From the entries that follow, extract each line holding the string "prédesinfection".

_Recorded information_
──────

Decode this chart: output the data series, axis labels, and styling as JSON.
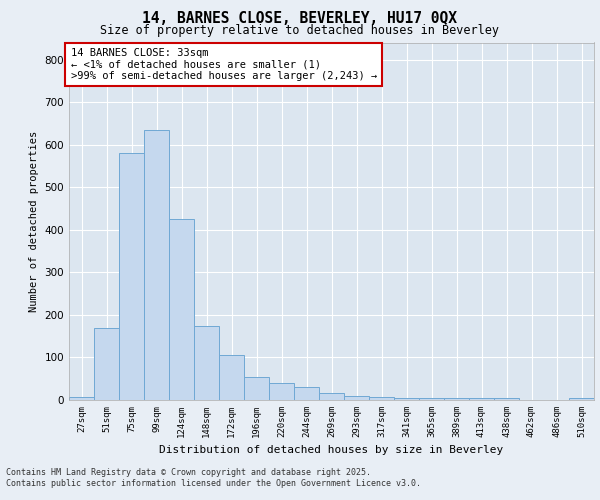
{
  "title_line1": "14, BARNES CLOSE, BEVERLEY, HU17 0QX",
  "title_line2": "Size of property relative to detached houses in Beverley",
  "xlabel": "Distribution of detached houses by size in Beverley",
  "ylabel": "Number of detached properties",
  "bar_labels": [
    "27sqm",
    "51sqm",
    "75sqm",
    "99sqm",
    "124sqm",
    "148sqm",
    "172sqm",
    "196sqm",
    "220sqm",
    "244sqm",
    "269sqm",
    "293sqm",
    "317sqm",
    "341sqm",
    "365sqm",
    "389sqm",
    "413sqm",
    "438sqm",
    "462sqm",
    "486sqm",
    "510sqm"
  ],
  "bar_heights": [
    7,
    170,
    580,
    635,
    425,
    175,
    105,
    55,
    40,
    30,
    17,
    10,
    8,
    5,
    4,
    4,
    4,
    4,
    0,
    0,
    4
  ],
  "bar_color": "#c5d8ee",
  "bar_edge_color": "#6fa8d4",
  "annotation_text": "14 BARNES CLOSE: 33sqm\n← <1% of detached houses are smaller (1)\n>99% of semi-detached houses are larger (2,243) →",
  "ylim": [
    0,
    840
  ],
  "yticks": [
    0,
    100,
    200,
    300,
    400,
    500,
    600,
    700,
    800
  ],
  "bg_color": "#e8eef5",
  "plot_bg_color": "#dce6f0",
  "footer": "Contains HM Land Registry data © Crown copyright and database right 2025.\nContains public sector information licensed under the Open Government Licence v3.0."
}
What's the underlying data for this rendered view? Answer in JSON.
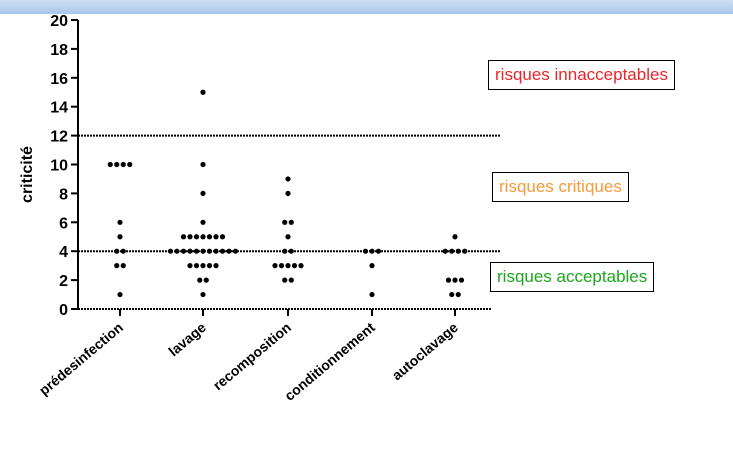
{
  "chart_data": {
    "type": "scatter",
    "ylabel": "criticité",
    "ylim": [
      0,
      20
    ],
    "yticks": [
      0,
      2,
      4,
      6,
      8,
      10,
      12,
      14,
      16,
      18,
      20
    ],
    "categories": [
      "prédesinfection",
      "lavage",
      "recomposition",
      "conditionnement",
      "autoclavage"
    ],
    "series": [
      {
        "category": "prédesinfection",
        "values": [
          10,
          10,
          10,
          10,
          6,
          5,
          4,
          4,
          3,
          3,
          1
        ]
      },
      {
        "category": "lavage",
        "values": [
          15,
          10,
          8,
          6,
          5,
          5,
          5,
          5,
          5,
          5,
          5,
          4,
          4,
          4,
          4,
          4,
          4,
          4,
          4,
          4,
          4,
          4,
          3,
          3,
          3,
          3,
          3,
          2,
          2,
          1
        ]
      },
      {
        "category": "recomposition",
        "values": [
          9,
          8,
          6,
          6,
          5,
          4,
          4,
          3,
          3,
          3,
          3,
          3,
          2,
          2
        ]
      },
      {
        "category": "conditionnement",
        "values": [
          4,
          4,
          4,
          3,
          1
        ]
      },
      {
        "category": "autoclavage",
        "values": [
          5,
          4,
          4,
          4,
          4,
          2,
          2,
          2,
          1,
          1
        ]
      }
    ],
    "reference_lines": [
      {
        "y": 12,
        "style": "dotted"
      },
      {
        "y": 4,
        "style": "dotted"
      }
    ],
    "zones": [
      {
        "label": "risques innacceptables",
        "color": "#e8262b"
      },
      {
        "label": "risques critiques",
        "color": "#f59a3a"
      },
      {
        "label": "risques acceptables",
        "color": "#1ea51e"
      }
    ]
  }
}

──────

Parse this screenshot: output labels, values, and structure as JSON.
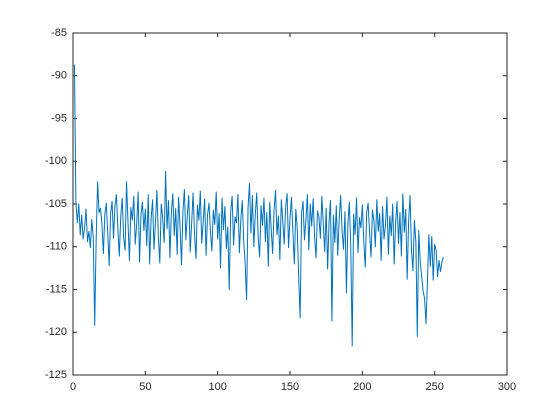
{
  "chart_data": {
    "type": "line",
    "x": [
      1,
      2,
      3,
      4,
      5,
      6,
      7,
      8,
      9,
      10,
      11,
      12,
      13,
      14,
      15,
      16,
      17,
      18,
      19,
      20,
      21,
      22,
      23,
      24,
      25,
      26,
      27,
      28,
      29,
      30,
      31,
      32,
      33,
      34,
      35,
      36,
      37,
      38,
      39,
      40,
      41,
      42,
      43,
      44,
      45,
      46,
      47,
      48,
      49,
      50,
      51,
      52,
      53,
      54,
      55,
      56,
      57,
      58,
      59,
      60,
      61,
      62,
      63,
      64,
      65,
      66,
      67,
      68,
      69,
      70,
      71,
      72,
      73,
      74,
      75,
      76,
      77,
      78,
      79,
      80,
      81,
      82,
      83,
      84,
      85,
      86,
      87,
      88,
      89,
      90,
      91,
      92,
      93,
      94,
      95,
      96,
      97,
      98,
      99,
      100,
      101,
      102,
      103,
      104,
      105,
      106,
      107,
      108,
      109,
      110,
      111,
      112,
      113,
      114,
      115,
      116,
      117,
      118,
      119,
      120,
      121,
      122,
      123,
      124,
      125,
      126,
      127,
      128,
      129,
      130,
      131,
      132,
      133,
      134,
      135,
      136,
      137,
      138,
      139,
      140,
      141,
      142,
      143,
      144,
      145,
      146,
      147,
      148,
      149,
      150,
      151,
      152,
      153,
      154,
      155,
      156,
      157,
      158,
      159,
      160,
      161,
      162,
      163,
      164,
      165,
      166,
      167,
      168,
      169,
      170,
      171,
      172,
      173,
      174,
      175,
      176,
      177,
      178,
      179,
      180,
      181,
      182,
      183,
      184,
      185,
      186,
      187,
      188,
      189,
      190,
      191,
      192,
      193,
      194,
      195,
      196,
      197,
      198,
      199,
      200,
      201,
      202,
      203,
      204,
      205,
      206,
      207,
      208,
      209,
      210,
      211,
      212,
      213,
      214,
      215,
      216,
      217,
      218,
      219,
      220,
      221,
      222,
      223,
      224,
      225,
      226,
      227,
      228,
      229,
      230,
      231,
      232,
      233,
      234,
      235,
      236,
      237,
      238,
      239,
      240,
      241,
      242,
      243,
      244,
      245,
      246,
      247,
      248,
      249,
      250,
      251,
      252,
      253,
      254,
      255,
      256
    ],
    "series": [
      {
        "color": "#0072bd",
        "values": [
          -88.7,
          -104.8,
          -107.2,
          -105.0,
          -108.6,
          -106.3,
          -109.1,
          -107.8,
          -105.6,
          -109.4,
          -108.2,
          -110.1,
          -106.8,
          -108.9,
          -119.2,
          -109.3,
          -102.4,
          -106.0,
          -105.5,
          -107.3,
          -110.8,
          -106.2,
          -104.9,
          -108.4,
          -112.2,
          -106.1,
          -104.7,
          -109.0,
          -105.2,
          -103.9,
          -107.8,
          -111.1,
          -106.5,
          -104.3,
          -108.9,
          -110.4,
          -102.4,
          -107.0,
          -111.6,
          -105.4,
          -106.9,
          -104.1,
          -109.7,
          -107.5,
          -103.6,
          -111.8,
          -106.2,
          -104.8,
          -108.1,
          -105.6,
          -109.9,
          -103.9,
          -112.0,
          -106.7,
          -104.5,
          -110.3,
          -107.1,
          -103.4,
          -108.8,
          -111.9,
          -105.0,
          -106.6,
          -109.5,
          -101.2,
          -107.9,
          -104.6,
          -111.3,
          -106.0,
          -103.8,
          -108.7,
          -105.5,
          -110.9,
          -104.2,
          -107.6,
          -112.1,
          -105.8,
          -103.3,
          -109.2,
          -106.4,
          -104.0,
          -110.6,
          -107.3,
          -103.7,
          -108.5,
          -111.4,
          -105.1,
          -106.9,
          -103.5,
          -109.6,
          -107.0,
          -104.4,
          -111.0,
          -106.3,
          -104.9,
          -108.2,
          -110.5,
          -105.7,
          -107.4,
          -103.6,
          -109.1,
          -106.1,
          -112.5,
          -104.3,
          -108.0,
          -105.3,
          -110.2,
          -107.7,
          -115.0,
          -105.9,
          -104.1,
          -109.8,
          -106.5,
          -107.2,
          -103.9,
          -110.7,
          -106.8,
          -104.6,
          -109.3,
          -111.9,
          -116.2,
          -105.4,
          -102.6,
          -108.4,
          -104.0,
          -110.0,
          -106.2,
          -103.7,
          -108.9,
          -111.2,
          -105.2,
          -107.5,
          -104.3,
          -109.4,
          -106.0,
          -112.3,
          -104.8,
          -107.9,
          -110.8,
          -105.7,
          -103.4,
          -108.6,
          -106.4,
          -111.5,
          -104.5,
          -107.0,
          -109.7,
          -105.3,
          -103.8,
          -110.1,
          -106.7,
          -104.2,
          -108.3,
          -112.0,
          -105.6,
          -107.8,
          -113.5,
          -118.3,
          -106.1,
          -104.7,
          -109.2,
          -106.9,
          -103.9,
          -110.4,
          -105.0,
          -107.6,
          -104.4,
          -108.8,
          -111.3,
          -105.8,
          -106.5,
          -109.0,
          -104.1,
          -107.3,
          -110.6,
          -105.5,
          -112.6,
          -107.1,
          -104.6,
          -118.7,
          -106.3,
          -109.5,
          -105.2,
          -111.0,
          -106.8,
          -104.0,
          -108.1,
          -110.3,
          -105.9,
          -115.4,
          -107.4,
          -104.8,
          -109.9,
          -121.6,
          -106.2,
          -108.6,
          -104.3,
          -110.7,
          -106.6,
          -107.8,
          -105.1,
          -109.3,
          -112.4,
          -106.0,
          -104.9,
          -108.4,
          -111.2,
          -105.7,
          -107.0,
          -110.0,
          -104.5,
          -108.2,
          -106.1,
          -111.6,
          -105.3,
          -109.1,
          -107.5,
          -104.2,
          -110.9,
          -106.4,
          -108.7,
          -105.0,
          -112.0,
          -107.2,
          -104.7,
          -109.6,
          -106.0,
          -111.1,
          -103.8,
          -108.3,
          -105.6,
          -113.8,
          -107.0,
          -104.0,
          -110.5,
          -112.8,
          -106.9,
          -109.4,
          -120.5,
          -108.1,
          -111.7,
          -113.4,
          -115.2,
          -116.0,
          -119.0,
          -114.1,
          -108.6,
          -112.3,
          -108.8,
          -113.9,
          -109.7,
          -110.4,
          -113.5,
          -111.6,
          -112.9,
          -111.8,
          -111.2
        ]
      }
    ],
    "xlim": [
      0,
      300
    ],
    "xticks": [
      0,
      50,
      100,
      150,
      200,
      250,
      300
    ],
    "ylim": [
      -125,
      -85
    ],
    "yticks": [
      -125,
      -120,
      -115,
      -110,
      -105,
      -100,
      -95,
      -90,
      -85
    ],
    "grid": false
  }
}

──────

_Result of this task_
      "prédesinfection",
        "category": "prédesinfection",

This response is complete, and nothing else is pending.